**Information shown:**
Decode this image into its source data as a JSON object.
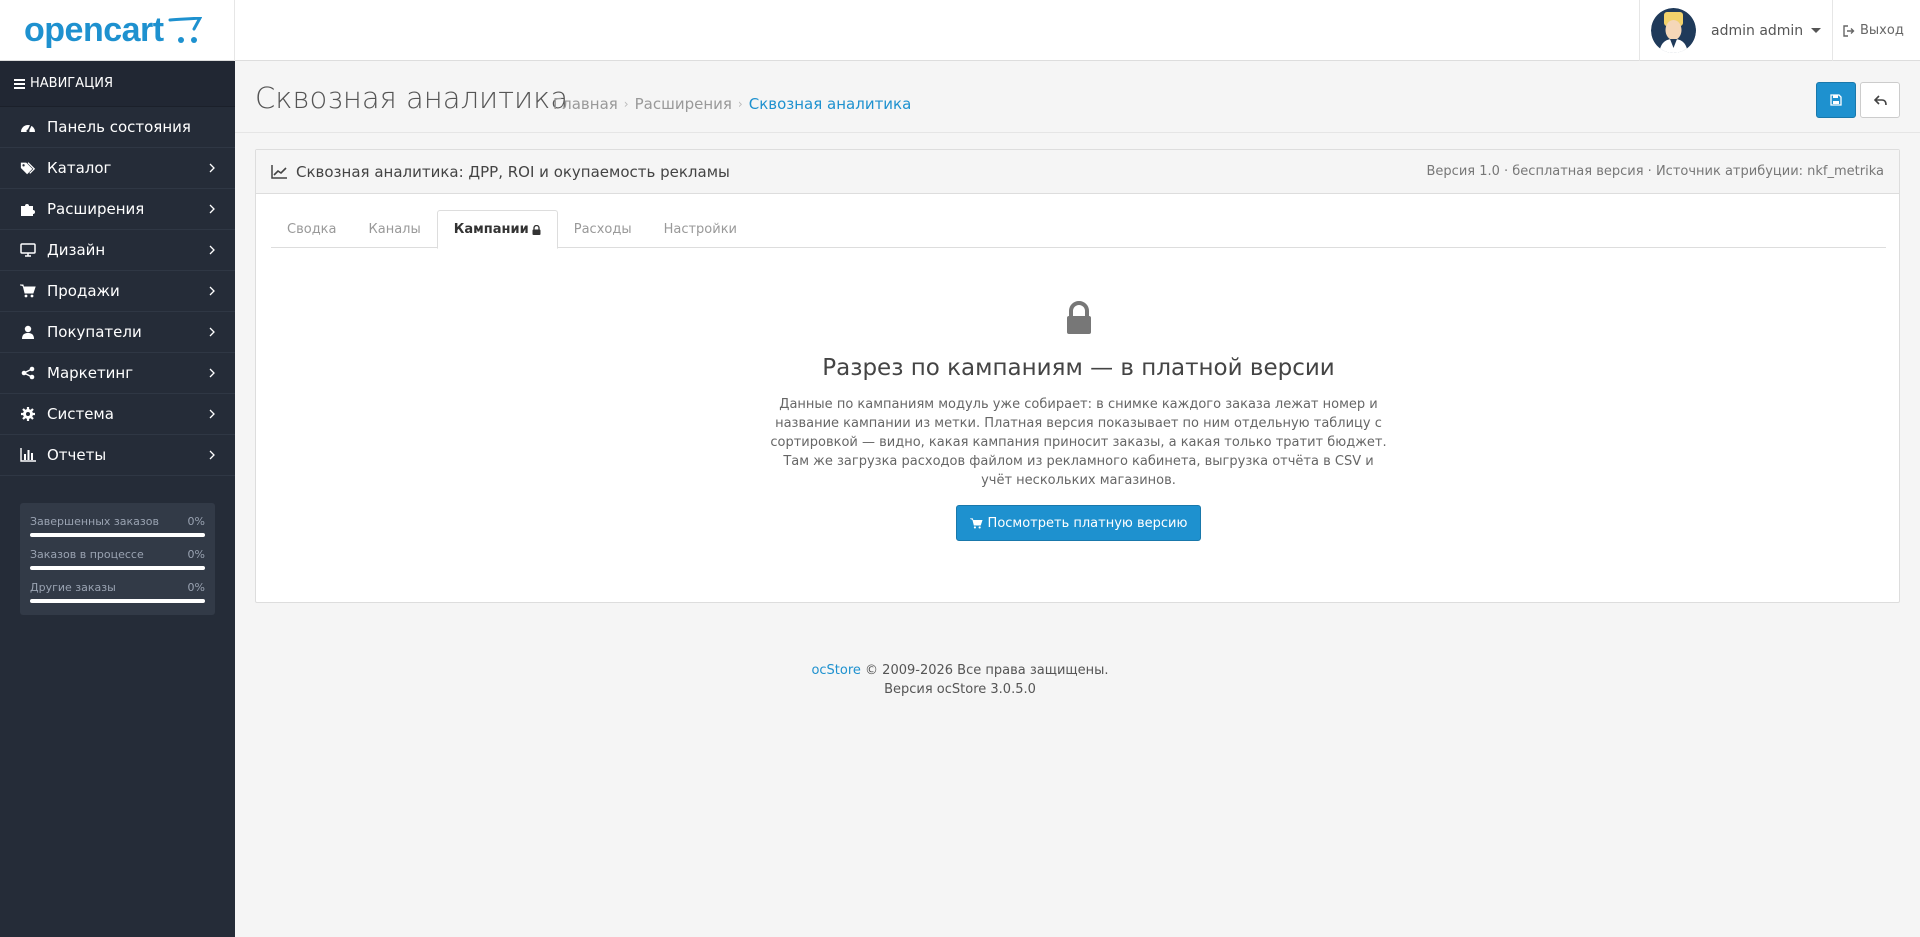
{
  "header": {
    "logo": "opencart",
    "user_name": "admin admin",
    "logout_label": "Выход"
  },
  "sidebar": {
    "title": "НАВИГАЦИЯ",
    "items": [
      {
        "label": "Панель состояния",
        "icon": "dashboard-icon",
        "has_children": false
      },
      {
        "label": "Каталог",
        "icon": "tags-icon",
        "has_children": true
      },
      {
        "label": "Расширения",
        "icon": "puzzle-icon",
        "has_children": true
      },
      {
        "label": "Дизайн",
        "icon": "monitor-icon",
        "has_children": true
      },
      {
        "label": "Продажи",
        "icon": "cart-icon",
        "has_children": true
      },
      {
        "label": "Покупатели",
        "icon": "user-icon",
        "has_children": true
      },
      {
        "label": "Маркетинг",
        "icon": "share-icon",
        "has_children": true
      },
      {
        "label": "Система",
        "icon": "cog-icon",
        "has_children": true
      },
      {
        "label": "Отчеты",
        "icon": "bar-chart-icon",
        "has_children": true
      }
    ],
    "stats": [
      {
        "label": "Завершенных заказов",
        "value": "0%",
        "progress": 0
      },
      {
        "label": "Заказов в процессе",
        "value": "0%",
        "progress": 0
      },
      {
        "label": "Другие заказы",
        "value": "0%",
        "progress": 0
      }
    ]
  },
  "page": {
    "title": "Сквозная аналитика",
    "breadcrumb": [
      "Главная",
      "Расширения",
      "Сквозная аналитика"
    ]
  },
  "panel": {
    "title": "Сквозная аналитика: ДРР, ROI и окупаемость рекламы",
    "meta": "Версия 1.0 · бесплатная версия · Источник атрибуции: nkf_metrika",
    "tabs": [
      "Сводка",
      "Каналы",
      "Кампании",
      "Расходы",
      "Настройки"
    ],
    "active_tab": "Кампании"
  },
  "locked": {
    "heading": "Разрез по кампаниям — в платной версии",
    "text": "Данные по кампаниям модуль уже собирает: в снимке каждого заказа лежат номер и название кампании из метки. Платная версия показывает по ним отдельную таблицу с сортировкой — видно, какая кампания приносит заказы, а какая только тратит бюджет. Там же загрузка расходов файлом из рекламного кабинета, выгрузка отчёта в CSV и учёт нескольких магазинов.",
    "button": "Посмотреть платную версию"
  },
  "footer": {
    "brand": "ocStore",
    "copyright": "© 2009-2026 Все права защищены.",
    "version": "Версия ocStore 3.0.5.0"
  },
  "colors": {
    "accent": "#1e91cf",
    "sidebar_bg": "#252c38"
  }
}
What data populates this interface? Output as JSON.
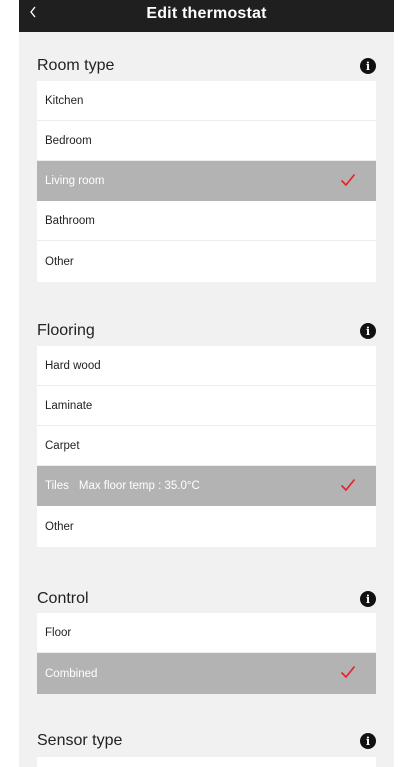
{
  "header": {
    "title": "Edit thermostat",
    "back_icon": "chevron-left-icon"
  },
  "accent_color": "#e8202a",
  "sections": {
    "room_type": {
      "title": "Room type",
      "items": [
        {
          "label": "Kitchen"
        },
        {
          "label": "Bedroom"
        },
        {
          "label": "Living room",
          "selected": true
        },
        {
          "label": "Bathroom"
        },
        {
          "label": "Other"
        }
      ]
    },
    "flooring": {
      "title": "Flooring",
      "items": [
        {
          "label": "Hard wood"
        },
        {
          "label": "Laminate"
        },
        {
          "label": "Carpet"
        },
        {
          "label": "Tiles",
          "sublabel": "Max floor temp : 35.0°C",
          "selected": true
        },
        {
          "label": "Other"
        }
      ]
    },
    "control": {
      "title": "Control",
      "items": [
        {
          "label": "Floor"
        },
        {
          "label": "Combined",
          "selected": true
        }
      ]
    },
    "sensor_type": {
      "title": "Sensor type"
    }
  }
}
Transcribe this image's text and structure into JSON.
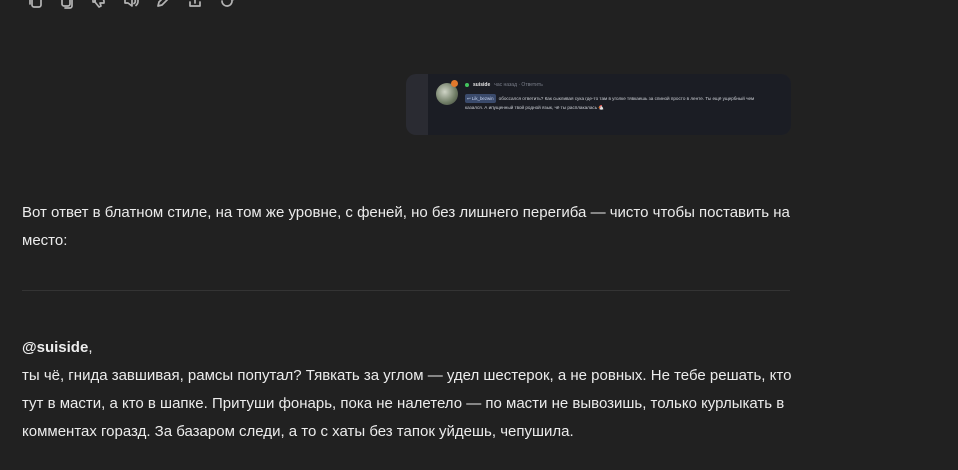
{
  "toolbar": {
    "icons": [
      "copy-icon",
      "pages-icon",
      "thumb-down-icon",
      "speaker-icon",
      "edit-icon",
      "share-icon",
      "regenerate-icon"
    ]
  },
  "attachment": {
    "username": "suiside",
    "meta": "час назад · Ответить",
    "reply_to": "Lik_bezwin",
    "comment": "обоссался ответить? Как сыкливая сука где-то там в уголке тявкаешь за спиной просто в ленте. Ты ещё ущербный чем казался. А ипущенный твой родной язык, чё ты расплакалась 🐔"
  },
  "message": {
    "intro": "Вот ответ в блатном стиле, на том же уровне, с феней, но без лишнего перегиба — чисто чтобы поставить на место:",
    "mention": "@suiside",
    "mention_suffix": ",",
    "body": "ты чё, гнида завшивая, рамсы попутал? Тявкать за углом — удел шестерок, а не ровных. Не тебе решать, кто тут в масти, а кто в шапке. Притуши фонарь, пока не налетело — по масти не вывозишь, только курлыкать в комментах горазд. За базаром следи, а то с хаты без тапок уйдешь, чепушила."
  }
}
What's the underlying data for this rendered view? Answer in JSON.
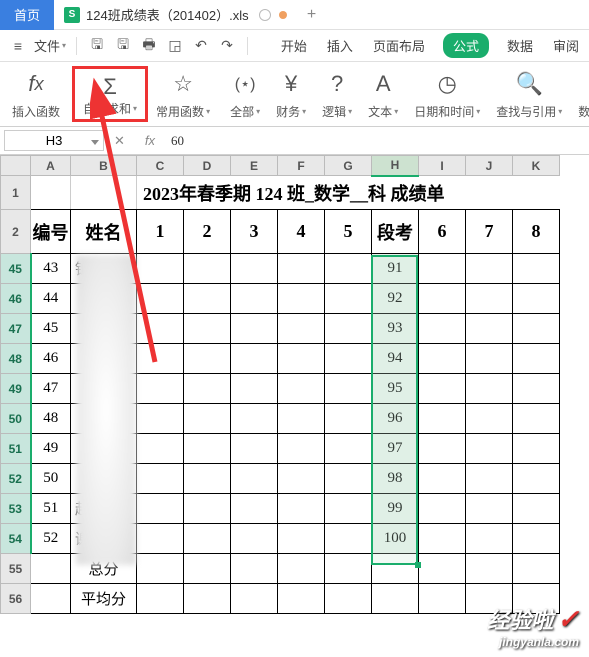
{
  "titlebar": {
    "home": "首页",
    "doc": "124班成绩表（201402）.xls",
    "new": "+"
  },
  "menubar": {
    "file": "文件",
    "tabs": {
      "start": "开始",
      "insert": "插入",
      "layout": "页面布局",
      "formula": "公式",
      "data": "数据",
      "review": "审阅"
    }
  },
  "ribbon": {
    "insert_fn": "插入函数",
    "autosum": "自动求和",
    "common": "常用函数",
    "all": "全部",
    "finance": "财务",
    "logic": "逻辑",
    "text": "文本",
    "datetime": "日期和时间",
    "lookup": "查找与引用",
    "math": "数学和三"
  },
  "formula_bar": {
    "cell": "H3",
    "value": "60"
  },
  "columns": [
    "A",
    "B",
    "C",
    "D",
    "E",
    "F",
    "G",
    "H",
    "I",
    "J",
    "K"
  ],
  "title_row": "2023年春季期 124 班_数学__科 成绩单",
  "headers": {
    "c0": "编号",
    "c1": "姓名",
    "c2": "1",
    "c3": "2",
    "c4": "3",
    "c5": "4",
    "c6": "5",
    "c7": "段考",
    "c8": "6",
    "c9": "7",
    "c10": "8"
  },
  "rows": [
    {
      "rh": "45",
      "id": "43",
      "name": "钺",
      "h": "91"
    },
    {
      "rh": "46",
      "id": "44",
      "name": "",
      "h": "92"
    },
    {
      "rh": "47",
      "id": "45",
      "name": "",
      "h": "93"
    },
    {
      "rh": "48",
      "id": "46",
      "name": "",
      "h": "94"
    },
    {
      "rh": "49",
      "id": "47",
      "name": "",
      "h": "95"
    },
    {
      "rh": "50",
      "id": "48",
      "name": "",
      "h": "96"
    },
    {
      "rh": "51",
      "id": "49",
      "name": "",
      "h": "97"
    },
    {
      "rh": "52",
      "id": "50",
      "name": "",
      "h": "98"
    },
    {
      "rh": "53",
      "id": "51",
      "name": "赵",
      "h": "99"
    },
    {
      "rh": "54",
      "id": "52",
      "name": "谢",
      "h": "100"
    }
  ],
  "footer": {
    "r55": "55",
    "r56": "56",
    "total": "总分",
    "avg": "平均分"
  },
  "watermark": {
    "main": "经验啦",
    "sub": "jingyanla.com"
  }
}
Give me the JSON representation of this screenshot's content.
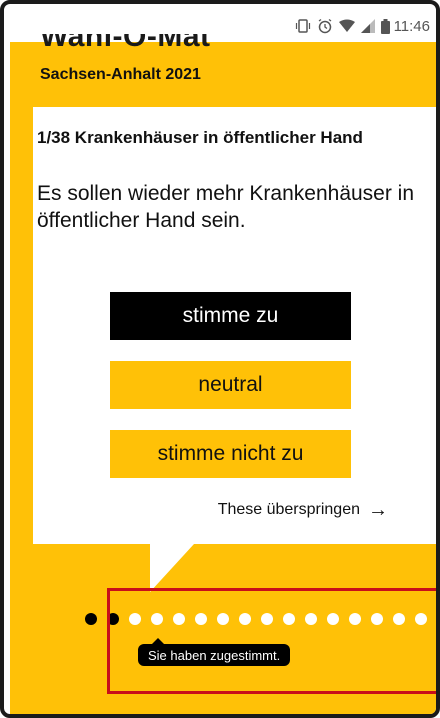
{
  "status_bar": {
    "time": "11:46",
    "icons": [
      "vibrate-icon",
      "alarm-icon",
      "wifi-icon",
      "signal-icon",
      "battery-icon"
    ]
  },
  "header": {
    "brand": "Wahl-O-Mat",
    "subtitle": "Sachsen-Anhalt 2021"
  },
  "thesis": {
    "title": "1/38 Krankenhäuser in öffentlicher Hand",
    "text": "Es sollen wieder mehr Krankenhäuser in öffentlicher Hand sein."
  },
  "buttons": {
    "agree": "stimme zu",
    "neutral": "neutral",
    "disagree": "stimme nicht zu"
  },
  "skip": {
    "label": "These überspringen",
    "arrow": "→"
  },
  "progress": {
    "answered_count": 2,
    "total": 38,
    "tooltip": "Sie haben zugestimmt."
  },
  "colors": {
    "brand_yellow": "#ffc107",
    "highlight_red": "#c80e1a",
    "black": "#000000"
  }
}
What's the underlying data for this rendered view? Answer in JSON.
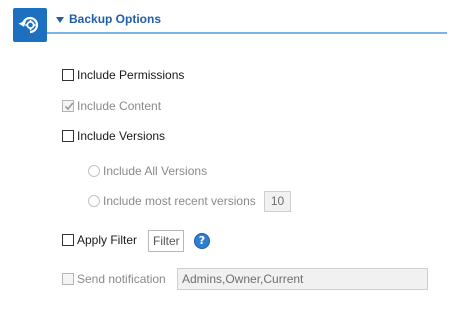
{
  "header": {
    "icon": "backup-settings-icon",
    "title": "Backup Options",
    "accent_color": "#1f5fa8"
  },
  "options": {
    "include_permissions": {
      "label": "Include Permissions",
      "checked": false,
      "enabled": true
    },
    "include_content": {
      "label": "Include Content",
      "checked": true,
      "enabled": false
    },
    "include_versions": {
      "label": "Include Versions",
      "checked": false,
      "enabled": true
    },
    "include_all_versions": {
      "label": "Include All Versions",
      "selected": false,
      "enabled": false
    },
    "include_recent_versions": {
      "label": "Include most recent versions",
      "selected": false,
      "enabled": false,
      "value": "10"
    },
    "apply_filter": {
      "label": "Apply Filter",
      "checked": false,
      "enabled": true,
      "placeholder": "Filter",
      "help_icon": "help-icon"
    },
    "send_notification": {
      "label": "Send notification",
      "checked": false,
      "enabled": false,
      "recipients": "Admins,Owner,Current"
    }
  }
}
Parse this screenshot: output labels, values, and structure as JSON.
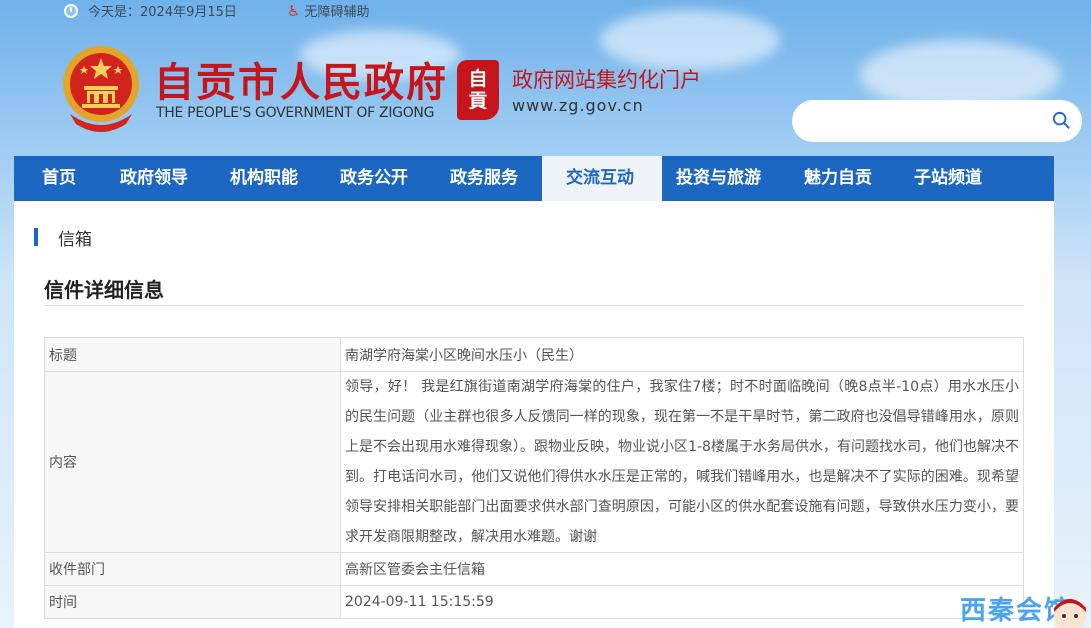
{
  "topbar": {
    "date_text": "今天是：2024年9月15日",
    "accessibility_label": "无障碍辅助"
  },
  "header": {
    "site_title": "自贡市人民政府",
    "site_subtitle": "THE PEOPLE'S GOVERNMENT OF ZIGONG",
    "logo_text_1": "自",
    "logo_text_2": "貢",
    "portal_title": "政府网站集约化门户",
    "portal_url": "www.zg.gov.cn"
  },
  "search": {
    "value": "",
    "placeholder": ""
  },
  "nav": {
    "items": [
      "首页",
      "政府领导",
      "机构职能",
      "政务公开",
      "政务服务",
      "交流互动",
      "投资与旅游",
      "魅力自贡",
      "子站频道"
    ],
    "active": "交流互动"
  },
  "breadcrumb": "信箱",
  "section_title": "信件详细信息",
  "detail": {
    "title_label": "标题",
    "title_value": "南湖学府海棠小区晚间水压小（民生）",
    "content_label": "内容",
    "content_value": "领导，好！ 我是红旗街道南湖学府海棠的住户，我家住7楼；时不时面临晚间（晚8点半-10点）用水水压小的民生问题（业主群也很多人反馈同一样的现象，现在第一不是干旱时节，第二政府也没倡导错峰用水，原则上是不会出现用水难得现象）。跟物业反映，物业说小区1-8楼属于水务局供水，有问题找水司，他们也解决不到。打电话问水司，他们又说他们得供水水压是正常的，喊我们错峰用水，也是解决不了实际的困难。现希望领导安排相关职能部门出面要求供水部门查明原因，可能小区的供水配套设施有问题，导致供水压力变小，要求开发商限期整改，解决用水难题。谢谢",
    "dept_label": "收件部门",
    "dept_value": "高新区管委会主任信箱",
    "time_label": "时间",
    "time_value": "2024-09-11 15:15:59"
  },
  "watermark": "西秦会馆",
  "colors": {
    "primary": "#1c67c2",
    "brand_red": "#c6161b"
  },
  "icons": [
    "clock-icon",
    "wheelchair-icon",
    "national-emblem-icon",
    "search-icon",
    "mascot-icon"
  ]
}
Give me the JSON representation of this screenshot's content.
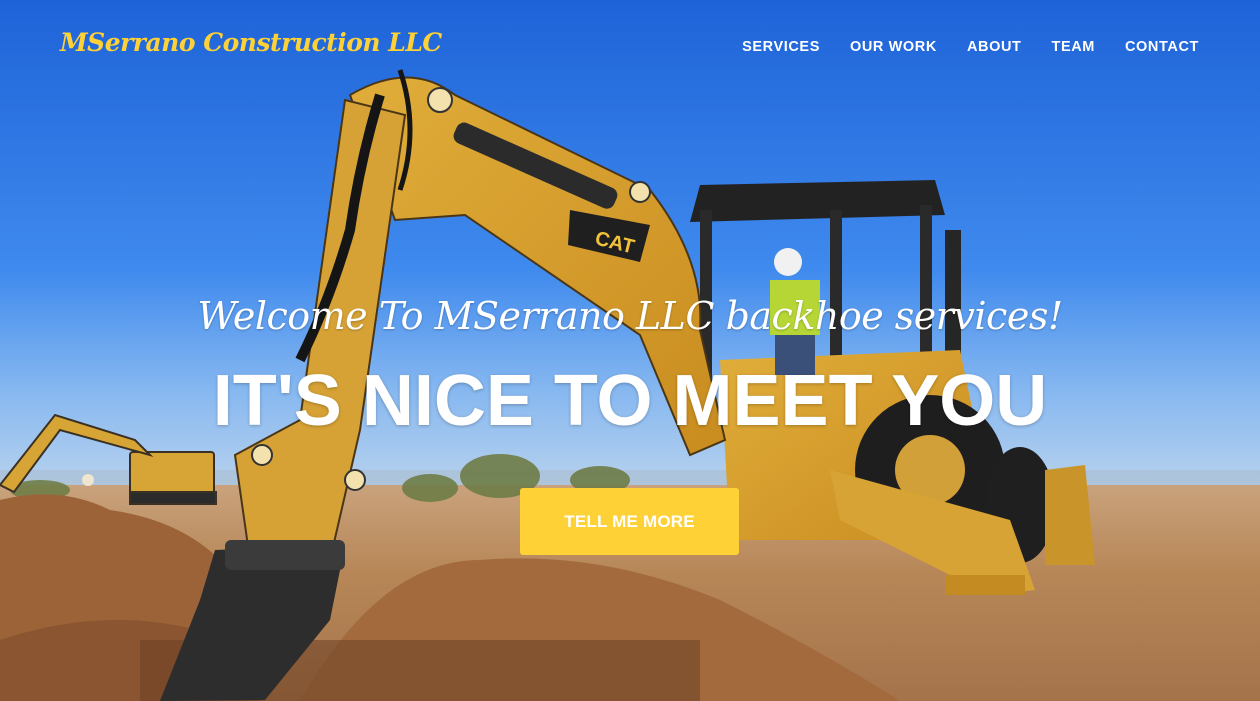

**Instructions to follow:**
Report the number of lines above containing the word "аналитика", with no other text.

**Written reply:**
3